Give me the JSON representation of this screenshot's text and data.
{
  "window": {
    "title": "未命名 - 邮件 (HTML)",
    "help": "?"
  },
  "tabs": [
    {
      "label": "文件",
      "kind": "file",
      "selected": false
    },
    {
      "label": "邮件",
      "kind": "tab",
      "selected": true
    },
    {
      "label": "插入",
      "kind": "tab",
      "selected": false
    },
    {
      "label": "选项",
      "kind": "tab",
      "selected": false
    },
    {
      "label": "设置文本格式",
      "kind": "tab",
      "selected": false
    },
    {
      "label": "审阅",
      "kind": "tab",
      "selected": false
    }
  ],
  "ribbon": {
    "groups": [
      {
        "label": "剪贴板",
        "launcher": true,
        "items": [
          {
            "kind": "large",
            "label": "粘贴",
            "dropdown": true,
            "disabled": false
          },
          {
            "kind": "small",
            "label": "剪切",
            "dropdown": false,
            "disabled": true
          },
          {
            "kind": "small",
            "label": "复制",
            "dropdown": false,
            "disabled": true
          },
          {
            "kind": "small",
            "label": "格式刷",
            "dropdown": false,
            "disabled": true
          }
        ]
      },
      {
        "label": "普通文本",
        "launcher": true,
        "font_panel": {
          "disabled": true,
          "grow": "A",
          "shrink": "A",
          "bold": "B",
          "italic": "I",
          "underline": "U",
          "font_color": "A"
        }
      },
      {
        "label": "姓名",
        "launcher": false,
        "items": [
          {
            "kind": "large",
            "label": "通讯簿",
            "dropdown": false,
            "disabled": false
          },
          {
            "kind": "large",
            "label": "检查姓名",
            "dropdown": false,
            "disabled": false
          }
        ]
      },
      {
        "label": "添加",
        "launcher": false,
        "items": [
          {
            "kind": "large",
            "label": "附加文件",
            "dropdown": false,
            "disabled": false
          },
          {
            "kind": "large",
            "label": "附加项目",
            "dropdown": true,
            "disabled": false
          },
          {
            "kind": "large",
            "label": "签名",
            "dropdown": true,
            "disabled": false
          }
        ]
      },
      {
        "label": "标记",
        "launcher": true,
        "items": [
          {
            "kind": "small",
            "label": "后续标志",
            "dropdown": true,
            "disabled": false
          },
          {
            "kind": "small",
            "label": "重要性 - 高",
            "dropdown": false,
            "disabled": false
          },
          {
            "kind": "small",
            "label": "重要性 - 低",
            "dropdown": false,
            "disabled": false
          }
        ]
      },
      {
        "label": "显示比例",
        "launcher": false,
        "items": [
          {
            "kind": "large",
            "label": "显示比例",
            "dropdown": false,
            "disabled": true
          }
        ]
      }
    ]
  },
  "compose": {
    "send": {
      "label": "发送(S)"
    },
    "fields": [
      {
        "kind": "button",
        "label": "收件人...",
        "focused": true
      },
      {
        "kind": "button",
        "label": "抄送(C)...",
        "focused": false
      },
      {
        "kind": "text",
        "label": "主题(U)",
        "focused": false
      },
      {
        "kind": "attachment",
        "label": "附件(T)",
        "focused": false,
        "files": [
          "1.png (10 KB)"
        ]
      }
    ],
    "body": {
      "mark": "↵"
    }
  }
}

§ What is needed: Copy each line containing the word "focused" from the data.

§ Written solution:
        "focused": true
        "focused": false
        "focused": false
        "focused": false,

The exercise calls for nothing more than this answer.